Texte fourni:
----------
2- Bon usage des antibiotiques

La prescription d’un antibiotique n’est nécessaire qu’en cas d’infection bactérienne, les antibiotiques n’ayant aucun effet sur les virus ou les champignons. Des tests de diagnostic rapide permettent au médecin de confirmer en quelques minutes l’origine bactérienne ou virale d’une infection. Pour éviter un retard de traitement, un antibiotique de première intention pourra être prescrit d’une manière présomptive. En cas d’échec, un test de laboratoire, l’antibiogramme, sera utile pour déterminer l’antibiotique le mieux adapté.

  • Si un antibiotique a été prescrit il est essentiel de respecter la posologie :
    - La dose est adaptée au type d’infection et à la personne. Elle ne doit pas être modifiée même si des effets indésirables surviennent. Si elle est insuffisante le médicament ne détruit que les bactéries les plus fragiles ce qui favorise la multiplication des bactéries les plus résistantes. Trop élevée, le risque d’effets indésirables est majoré.
----------
Lignes extraites:

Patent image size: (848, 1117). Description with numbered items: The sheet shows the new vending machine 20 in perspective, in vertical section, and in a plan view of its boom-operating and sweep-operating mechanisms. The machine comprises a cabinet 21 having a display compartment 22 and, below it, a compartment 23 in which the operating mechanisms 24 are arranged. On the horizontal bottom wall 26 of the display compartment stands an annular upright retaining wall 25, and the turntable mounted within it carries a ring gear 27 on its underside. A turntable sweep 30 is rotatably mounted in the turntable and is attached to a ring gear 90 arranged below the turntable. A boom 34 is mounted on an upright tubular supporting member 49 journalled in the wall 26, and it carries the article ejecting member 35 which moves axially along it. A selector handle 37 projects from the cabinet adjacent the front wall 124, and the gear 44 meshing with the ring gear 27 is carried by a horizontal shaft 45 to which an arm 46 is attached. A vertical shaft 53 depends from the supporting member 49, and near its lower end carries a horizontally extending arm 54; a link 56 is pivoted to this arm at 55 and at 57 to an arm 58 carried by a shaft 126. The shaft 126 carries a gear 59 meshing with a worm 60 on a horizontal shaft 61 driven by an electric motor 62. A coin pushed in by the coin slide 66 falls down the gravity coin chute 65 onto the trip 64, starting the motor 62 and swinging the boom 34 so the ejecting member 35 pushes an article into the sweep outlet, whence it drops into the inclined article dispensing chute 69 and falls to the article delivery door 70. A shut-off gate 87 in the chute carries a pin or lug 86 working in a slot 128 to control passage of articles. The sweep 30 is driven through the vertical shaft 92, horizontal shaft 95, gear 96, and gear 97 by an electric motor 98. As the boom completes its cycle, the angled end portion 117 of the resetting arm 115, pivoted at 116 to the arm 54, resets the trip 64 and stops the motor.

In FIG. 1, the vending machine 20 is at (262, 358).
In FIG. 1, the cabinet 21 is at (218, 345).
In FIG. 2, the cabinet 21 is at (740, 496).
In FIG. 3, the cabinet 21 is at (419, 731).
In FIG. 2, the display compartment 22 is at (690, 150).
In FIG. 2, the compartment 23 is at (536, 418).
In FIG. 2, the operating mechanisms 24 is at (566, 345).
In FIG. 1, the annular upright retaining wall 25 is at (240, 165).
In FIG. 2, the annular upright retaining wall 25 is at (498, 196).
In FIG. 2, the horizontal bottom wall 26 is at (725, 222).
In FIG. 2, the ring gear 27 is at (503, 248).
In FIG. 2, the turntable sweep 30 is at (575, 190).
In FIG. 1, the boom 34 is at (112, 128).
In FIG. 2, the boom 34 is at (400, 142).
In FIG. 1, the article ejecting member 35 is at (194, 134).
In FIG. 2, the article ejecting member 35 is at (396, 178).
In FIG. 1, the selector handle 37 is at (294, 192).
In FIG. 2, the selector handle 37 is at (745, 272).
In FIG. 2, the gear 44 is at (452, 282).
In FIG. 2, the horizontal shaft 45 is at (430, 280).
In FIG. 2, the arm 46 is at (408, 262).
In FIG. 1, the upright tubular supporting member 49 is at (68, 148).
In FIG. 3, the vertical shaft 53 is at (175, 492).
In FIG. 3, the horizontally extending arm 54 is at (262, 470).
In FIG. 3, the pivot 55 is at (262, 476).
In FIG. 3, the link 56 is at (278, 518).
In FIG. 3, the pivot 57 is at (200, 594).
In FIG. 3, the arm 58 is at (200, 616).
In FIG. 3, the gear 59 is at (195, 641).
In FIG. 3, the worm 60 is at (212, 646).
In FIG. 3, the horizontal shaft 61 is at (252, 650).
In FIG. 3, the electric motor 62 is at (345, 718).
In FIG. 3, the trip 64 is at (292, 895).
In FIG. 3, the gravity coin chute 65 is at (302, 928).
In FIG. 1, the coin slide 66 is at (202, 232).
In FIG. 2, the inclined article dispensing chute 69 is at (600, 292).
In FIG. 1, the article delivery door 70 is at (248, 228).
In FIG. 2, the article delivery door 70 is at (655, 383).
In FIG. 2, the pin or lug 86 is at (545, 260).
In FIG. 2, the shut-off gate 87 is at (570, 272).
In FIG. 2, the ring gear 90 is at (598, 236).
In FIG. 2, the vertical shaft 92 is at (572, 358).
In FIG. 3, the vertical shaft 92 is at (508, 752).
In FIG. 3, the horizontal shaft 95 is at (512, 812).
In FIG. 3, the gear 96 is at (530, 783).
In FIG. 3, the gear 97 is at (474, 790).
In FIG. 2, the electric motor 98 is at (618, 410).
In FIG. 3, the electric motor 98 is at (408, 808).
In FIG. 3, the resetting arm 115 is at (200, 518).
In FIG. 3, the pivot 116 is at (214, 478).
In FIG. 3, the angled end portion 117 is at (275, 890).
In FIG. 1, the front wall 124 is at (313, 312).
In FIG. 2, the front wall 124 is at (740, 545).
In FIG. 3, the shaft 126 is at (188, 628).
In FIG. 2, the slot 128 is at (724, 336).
----------
Consigne A: D'après le texte sur le bon usage des antibiotiques, pourquoi une dose d'antibiotique insuffisante pose-t-elle problème ? Répondez en une à trois phrases.
Consigne B: Extrayez mot pour mot du texte sur le bon usage des antibiotiques le passage qui commence par « La prescription d’un » et se poursuit jusqu'à « le mieux adapté. » inclus.
Répondez en vous appuyant uniquement sur le texte.

Réponse rédigée A: Une dose insuffisante ne détruit que les bactéries les plus fragiles. Cela favorise la multiplication des bactéries les plus résistantes.

Réponse rédigée B:
La prescription d’un antibiotique n’est nécessaire qu’en cas d’infection bactérienne, les antibiotiques n’ayant aucun effet sur les virus ou les champignons. Des tests de diagnostic rapide permettent au médecin de confirmer en quelques minutes l’origine bactérienne ou virale d’une infection. Pour éviter un retard de traitement, un antibiotique de première intention pourra être prescrit d’une manière présomptive. En cas d’échec, un test de laboratoire, l’antibiogramme, sera utile pour déterminer l’antibiotique le mieux adapté.